— start —

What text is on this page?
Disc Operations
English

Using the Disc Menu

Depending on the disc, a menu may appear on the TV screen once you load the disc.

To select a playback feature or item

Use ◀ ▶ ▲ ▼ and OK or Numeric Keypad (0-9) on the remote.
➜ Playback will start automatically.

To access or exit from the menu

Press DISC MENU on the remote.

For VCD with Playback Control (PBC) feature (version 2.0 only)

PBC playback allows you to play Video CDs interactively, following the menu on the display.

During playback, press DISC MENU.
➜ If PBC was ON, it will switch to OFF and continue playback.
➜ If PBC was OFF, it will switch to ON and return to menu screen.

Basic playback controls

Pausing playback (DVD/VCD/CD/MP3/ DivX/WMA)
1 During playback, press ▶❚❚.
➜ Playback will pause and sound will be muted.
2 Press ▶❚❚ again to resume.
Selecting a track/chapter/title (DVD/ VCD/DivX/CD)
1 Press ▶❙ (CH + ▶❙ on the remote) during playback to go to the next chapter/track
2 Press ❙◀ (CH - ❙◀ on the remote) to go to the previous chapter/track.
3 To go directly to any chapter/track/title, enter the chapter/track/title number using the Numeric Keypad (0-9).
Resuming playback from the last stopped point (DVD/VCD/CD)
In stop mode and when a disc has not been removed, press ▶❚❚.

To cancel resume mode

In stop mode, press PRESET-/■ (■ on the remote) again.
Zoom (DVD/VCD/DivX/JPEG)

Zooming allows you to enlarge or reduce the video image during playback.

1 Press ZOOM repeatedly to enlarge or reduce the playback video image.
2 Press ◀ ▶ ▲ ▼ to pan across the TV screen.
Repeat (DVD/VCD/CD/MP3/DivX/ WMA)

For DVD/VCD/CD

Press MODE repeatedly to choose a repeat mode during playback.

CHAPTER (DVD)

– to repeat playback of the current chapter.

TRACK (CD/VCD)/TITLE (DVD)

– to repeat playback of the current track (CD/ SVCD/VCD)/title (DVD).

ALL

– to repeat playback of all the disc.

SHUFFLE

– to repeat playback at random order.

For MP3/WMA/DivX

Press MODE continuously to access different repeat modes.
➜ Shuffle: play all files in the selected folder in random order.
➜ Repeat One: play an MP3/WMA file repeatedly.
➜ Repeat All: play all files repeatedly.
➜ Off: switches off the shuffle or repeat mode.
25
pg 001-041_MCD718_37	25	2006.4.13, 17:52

— end —

What you are asked to do
What is the number of lines in these records that contain "enlarge"? Reply with the number only.

Solution to this exercise
2